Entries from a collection
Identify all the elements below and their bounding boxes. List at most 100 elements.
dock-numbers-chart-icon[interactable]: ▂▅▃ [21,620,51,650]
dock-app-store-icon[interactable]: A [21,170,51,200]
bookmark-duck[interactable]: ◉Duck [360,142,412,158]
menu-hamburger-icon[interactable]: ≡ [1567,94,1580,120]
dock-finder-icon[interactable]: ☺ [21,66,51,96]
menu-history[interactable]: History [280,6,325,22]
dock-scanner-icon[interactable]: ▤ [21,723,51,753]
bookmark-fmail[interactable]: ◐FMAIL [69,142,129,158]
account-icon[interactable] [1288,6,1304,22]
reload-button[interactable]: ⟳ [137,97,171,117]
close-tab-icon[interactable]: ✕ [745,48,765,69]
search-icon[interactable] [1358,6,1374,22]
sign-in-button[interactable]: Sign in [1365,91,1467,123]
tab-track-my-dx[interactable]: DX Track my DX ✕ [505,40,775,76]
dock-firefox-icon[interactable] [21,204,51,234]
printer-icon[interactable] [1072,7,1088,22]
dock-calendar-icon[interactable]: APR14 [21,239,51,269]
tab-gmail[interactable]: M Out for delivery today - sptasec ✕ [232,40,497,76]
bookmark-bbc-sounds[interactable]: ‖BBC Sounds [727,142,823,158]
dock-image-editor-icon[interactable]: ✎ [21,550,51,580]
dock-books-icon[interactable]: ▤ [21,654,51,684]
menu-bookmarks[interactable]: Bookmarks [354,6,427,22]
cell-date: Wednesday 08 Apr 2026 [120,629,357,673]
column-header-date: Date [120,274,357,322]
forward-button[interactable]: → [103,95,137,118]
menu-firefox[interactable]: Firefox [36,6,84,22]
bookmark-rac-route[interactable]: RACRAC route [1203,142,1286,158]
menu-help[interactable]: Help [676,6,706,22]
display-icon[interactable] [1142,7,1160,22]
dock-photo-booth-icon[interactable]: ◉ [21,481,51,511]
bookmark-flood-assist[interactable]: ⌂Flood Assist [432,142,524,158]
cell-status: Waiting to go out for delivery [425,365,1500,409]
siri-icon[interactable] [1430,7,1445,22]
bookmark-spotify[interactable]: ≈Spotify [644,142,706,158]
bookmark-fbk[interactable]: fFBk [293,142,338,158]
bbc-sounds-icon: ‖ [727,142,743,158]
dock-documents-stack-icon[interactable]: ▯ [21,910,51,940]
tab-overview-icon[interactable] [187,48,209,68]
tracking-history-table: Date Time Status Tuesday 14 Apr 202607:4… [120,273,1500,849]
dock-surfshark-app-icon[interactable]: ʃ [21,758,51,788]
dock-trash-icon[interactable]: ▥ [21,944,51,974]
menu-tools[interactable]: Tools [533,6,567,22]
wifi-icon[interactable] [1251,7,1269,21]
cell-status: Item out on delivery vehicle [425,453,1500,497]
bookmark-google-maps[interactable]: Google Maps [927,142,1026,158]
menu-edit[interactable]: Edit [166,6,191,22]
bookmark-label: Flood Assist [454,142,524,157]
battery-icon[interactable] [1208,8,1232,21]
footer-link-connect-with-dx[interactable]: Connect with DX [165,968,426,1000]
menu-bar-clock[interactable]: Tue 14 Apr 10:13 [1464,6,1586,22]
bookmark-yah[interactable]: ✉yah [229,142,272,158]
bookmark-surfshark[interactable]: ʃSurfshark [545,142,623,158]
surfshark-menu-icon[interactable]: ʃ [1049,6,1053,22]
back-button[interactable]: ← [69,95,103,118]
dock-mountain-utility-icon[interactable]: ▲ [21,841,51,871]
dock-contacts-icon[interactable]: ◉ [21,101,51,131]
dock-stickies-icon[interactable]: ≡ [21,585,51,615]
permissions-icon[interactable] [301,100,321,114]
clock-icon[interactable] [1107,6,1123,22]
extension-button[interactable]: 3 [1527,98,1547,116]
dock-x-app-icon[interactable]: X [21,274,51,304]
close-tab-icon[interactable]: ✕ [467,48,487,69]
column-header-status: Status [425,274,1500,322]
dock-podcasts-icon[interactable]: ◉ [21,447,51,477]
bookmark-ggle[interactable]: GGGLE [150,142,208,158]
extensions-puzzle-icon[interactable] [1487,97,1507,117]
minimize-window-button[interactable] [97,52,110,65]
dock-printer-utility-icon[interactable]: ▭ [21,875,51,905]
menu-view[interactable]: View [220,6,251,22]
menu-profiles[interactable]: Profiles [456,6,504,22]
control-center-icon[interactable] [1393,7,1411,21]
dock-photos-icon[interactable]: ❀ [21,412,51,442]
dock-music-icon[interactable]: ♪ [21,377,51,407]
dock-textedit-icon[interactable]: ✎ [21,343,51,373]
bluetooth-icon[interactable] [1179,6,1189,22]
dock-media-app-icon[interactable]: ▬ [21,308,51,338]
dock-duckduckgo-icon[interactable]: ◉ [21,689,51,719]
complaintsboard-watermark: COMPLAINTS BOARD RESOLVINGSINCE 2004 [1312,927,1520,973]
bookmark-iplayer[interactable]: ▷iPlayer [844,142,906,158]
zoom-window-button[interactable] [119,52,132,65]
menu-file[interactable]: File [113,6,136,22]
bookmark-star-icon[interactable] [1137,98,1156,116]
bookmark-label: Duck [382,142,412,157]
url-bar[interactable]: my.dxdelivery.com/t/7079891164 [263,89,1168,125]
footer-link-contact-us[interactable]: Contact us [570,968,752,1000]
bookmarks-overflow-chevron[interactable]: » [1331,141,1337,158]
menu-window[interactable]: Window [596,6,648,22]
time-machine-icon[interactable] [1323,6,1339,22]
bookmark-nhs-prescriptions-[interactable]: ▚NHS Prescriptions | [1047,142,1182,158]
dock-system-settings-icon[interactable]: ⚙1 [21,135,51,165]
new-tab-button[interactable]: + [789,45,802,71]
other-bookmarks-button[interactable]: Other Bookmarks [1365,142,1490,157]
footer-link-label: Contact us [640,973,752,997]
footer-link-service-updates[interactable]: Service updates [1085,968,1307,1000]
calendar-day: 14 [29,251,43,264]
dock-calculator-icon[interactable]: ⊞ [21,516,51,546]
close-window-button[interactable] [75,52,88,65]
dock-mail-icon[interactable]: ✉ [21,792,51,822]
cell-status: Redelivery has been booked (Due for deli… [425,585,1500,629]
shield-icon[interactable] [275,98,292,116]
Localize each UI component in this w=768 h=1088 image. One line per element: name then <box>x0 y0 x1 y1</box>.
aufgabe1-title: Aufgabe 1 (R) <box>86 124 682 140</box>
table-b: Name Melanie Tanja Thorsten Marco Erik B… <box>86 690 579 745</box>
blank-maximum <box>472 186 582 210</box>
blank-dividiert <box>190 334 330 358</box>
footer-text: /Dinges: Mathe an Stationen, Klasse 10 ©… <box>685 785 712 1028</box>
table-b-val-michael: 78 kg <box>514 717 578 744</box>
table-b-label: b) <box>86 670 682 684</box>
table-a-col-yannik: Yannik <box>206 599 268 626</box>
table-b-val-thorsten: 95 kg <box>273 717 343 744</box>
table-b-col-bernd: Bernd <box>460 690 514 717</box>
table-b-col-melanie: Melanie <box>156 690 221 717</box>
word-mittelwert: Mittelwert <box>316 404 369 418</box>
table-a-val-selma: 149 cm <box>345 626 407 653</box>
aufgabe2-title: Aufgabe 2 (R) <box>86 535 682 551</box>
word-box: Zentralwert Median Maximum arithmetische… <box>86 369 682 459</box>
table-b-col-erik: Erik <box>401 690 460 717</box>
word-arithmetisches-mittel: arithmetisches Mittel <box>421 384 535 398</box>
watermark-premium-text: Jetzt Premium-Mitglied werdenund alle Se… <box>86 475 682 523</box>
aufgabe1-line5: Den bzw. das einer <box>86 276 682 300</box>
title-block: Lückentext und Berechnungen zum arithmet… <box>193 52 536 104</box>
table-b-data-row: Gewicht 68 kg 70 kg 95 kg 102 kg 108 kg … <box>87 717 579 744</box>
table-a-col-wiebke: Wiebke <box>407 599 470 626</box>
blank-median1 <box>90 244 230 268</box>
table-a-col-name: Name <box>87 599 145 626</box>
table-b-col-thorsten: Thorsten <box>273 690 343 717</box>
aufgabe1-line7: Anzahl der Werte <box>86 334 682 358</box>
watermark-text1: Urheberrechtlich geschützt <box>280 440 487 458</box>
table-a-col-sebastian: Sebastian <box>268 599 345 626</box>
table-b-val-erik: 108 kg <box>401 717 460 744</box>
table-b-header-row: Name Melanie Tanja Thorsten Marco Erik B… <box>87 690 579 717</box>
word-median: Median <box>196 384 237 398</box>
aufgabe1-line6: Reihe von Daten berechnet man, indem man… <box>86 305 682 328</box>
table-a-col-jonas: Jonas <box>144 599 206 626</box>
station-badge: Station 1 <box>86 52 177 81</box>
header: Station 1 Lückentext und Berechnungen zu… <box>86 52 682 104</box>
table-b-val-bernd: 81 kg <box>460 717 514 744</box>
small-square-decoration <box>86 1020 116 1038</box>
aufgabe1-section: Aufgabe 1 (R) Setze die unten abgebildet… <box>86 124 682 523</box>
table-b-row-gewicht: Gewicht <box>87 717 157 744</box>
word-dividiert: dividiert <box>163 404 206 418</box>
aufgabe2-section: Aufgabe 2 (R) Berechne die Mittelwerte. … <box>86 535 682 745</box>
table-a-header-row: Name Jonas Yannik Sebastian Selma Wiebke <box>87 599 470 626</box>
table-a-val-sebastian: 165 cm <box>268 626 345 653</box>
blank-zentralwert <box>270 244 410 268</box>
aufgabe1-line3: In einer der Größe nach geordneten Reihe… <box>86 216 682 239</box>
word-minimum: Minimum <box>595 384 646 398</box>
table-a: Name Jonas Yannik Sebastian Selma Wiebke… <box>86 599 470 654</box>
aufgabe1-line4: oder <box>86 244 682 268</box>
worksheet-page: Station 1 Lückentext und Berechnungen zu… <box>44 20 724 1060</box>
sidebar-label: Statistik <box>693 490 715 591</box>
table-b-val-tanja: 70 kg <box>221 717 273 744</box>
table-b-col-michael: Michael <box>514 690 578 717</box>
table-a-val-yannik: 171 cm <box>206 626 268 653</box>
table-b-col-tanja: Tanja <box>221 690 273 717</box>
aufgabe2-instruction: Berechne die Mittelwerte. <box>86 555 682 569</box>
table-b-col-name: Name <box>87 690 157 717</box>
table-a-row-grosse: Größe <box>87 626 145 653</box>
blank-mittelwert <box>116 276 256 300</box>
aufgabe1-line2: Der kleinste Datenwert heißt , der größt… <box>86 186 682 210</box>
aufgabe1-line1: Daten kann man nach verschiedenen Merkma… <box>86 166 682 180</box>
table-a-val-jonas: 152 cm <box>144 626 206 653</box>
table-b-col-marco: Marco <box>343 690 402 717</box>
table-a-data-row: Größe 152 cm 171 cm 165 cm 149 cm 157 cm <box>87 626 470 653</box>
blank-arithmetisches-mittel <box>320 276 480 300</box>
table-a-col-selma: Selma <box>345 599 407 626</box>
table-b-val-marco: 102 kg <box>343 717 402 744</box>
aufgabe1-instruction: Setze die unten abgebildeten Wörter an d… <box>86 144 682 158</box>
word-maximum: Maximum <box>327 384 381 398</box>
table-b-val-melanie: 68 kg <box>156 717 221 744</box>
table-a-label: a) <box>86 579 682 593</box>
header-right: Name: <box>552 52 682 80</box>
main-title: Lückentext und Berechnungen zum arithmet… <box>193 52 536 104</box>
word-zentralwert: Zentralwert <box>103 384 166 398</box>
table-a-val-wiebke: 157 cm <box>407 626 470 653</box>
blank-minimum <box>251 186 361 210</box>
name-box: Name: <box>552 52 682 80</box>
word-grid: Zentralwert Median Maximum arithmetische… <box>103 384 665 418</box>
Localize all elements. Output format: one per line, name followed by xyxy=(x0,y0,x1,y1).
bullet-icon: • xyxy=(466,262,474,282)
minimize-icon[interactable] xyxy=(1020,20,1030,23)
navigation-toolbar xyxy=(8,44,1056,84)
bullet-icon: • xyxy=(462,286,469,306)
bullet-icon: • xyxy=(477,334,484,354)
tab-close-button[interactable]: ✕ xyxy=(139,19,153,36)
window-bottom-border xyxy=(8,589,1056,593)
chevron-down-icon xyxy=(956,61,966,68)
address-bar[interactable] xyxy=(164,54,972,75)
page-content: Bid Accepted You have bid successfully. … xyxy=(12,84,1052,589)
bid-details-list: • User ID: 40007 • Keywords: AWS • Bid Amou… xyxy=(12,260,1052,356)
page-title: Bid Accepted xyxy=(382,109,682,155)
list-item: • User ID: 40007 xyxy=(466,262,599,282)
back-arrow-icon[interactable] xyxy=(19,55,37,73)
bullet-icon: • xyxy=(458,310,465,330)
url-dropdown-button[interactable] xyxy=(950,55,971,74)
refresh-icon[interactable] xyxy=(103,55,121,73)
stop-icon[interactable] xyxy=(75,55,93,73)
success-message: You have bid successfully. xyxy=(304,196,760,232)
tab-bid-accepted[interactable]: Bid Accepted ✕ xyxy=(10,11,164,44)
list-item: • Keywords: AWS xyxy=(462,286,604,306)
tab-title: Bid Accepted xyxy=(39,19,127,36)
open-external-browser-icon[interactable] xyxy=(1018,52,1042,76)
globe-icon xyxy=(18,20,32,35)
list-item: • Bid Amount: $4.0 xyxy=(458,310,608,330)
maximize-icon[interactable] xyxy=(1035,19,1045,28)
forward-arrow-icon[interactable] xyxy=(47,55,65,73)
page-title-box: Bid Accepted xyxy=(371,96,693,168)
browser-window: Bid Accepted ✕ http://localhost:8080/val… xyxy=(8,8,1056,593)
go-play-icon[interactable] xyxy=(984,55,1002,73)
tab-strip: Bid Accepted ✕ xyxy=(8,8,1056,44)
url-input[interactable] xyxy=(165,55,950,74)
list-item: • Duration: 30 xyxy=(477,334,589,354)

- [Task statement] Print everything from the start of the listing down to the line containing "close-tab-icon[interactable]: ✕ [745,48,765,69]", with both ends included, reproducing each line exactly.

- [Task solution]
Identify all the elements below and their bounding boxes. List at most 100 elements.
dock-numbers-chart-icon[interactable]: ▂▅▃ [21,620,51,650]
dock-app-store-icon[interactable]: A [21,170,51,200]
bookmark-duck[interactable]: ◉Duck [360,142,412,158]
menu-hamburger-icon[interactable]: ≡ [1567,94,1580,120]
dock-finder-icon[interactable]: ☺ [21,66,51,96]
menu-history[interactable]: History [280,6,325,22]
dock-scanner-icon[interactable]: ▤ [21,723,51,753]
bookmark-fmail[interactable]: ◐FMAIL [69,142,129,158]
account-icon[interactable] [1288,6,1304,22]
reload-button[interactable]: ⟳ [137,97,171,117]
close-tab-icon[interactable]: ✕ [745,48,765,69]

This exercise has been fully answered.